> Given request: Print the entries in full, word for word, but not the pictures.
═══ Material provided
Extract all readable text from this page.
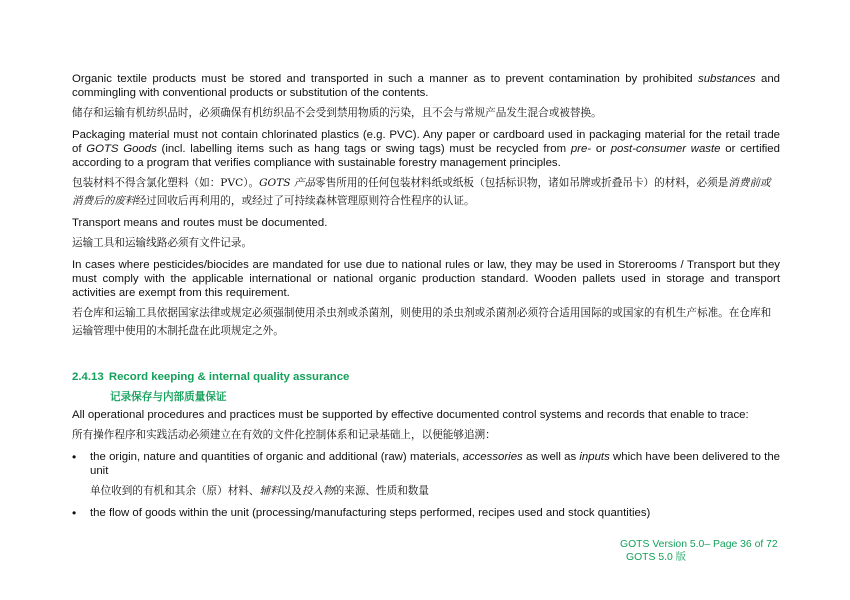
Organic textile products must be stored and transported in such a manner as to prevent contamination by prohibited substances and commingling with conventional products or substitution of the contents.

储存和运输有机纺织品时，必须确保有机纺织品不会受到禁用物质的污染，且不会与常规产品发生混合或被替换。

Packaging material must not contain chlorinated plastics (e.g. PVC). Any paper or cardboard used in packaging material for the retail trade of GOTS Goods (incl. labelling items such as hang tags or swing tags) must be recycled from pre- or post-consumer waste or certified according to a program that verifies compliance with sustainable forestry management principles.

包装材料不得含氯化塑料（如：PVC）。GOTS 产品零售所用的任何包装材料纸或纸板（包括标识物，诸如吊牌或折叠吊卡）的材料，必须是消费前或消费后的废料经过回收后再利用的，或经过了可持续森林管理原则符合性程序的认证。

Transport means and routes must be documented.

运输工具和运输线路必须有文件记录。

In cases where pesticides/biocides are mandated for use due to national rules or law, they may be used in Storerooms / Transport but they must comply with the applicable international or national organic production standard. Wooden pallets used in storage and transport activities are exempt from this requirement.

若仓库和运输工具依据国家法律或规定必须强制使用杀虫剂或杀菌剂，则使用的杀虫剂或杀菌剂必须符合适用国际的或国家的有机生产标准。在仓库和运输管理中使用的木制托盘在此项规定之外。

2.4.13 Record keeping & internal quality assurance

记录保存与内部质量保证

All operational procedures and practices must be supported by effective documented control systems and records that enable to trace:

所有操作程序和实践活动必须建立在有效的文件化控制体系和记录基础上，以便能够追溯：

• the origin, nature and quantities of organic and additional (raw) materials, accessories as well as inputs which have been delivered to the unit

单位收到的有机和其余（原）材料、辅料以及投入物的来源、性质和数量

• the flow of goods within the unit (processing/manufacturing steps performed, recipes used and stock quantities)

GOTS Version 5.0– Page 36 of 72
GOTS 5.0 版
══════
> Task result:
Extract all readable text from this page.
Organic textile products must be stored and transported in such a manner as to prevent contamination by prohibited substances and commingling with conventional products or substitution of the contents.

储存和运输有机纺织品时，必须确保有机纺织品不会受到禁用物质的污染，且不会与常规产品发生混合或被替换。

Packaging material must not contain chlorinated plastics (e.g. PVC). Any paper or cardboard used in packaging material for the retail trade of GOTS Goods (incl. labelling items such as hang tags or swing tags) must be recycled from pre- or post-consumer waste or certified according to a program that verifies compliance with sustainable forestry management principles.

包装材料不得含氯化塑料（如：PVC）。GOTS 产品零售所用的任何包装材料纸或纸板（包括标识物，诸如吊牌或折叠吊卡）的材料，必须是消费前或消费后的废料经过回收后再利用的，或经过了可持续森林管理原则符合性程序的认证。

Transport means and routes must be documented.

运输工具和运输线路必须有文件记录。

In cases where pesticides/biocides are mandated for use due to national rules or law, they may be used in Storerooms / Transport but they must comply with the applicable international or national organic production standard. Wooden pallets used in storage and transport activities are exempt from this requirement.

若仓库和运输工具依据国家法律或规定必须强制使用杀虫剂或杀菌剂，则使用的杀虫剂或杀菌剂必须符合适用国际的或国家的有机生产标准。在仓库和运输管理中使用的木制托盘在此项规定之外。

2.4.13 Record keeping & internal quality assurance

记录保存与内部质量保证

All operational procedures and practices must be supported by effective documented control systems and records that enable to trace:

所有操作程序和实践活动必须建立在有效的文件化控制体系和记录基础上，以便能够追溯：

• the origin, nature and quantities of organic and additional (raw) materials, accessories as well as inputs which have been delivered to the unit

单位收到的有机和其余（原）材料、辅料以及投入物的来源、性质和数量

• the flow of goods within the unit (processing/manufacturing steps performed, recipes used and stock quantities)

GOTS Version 5.0– Page 36 of 72
GOTS 5.0 版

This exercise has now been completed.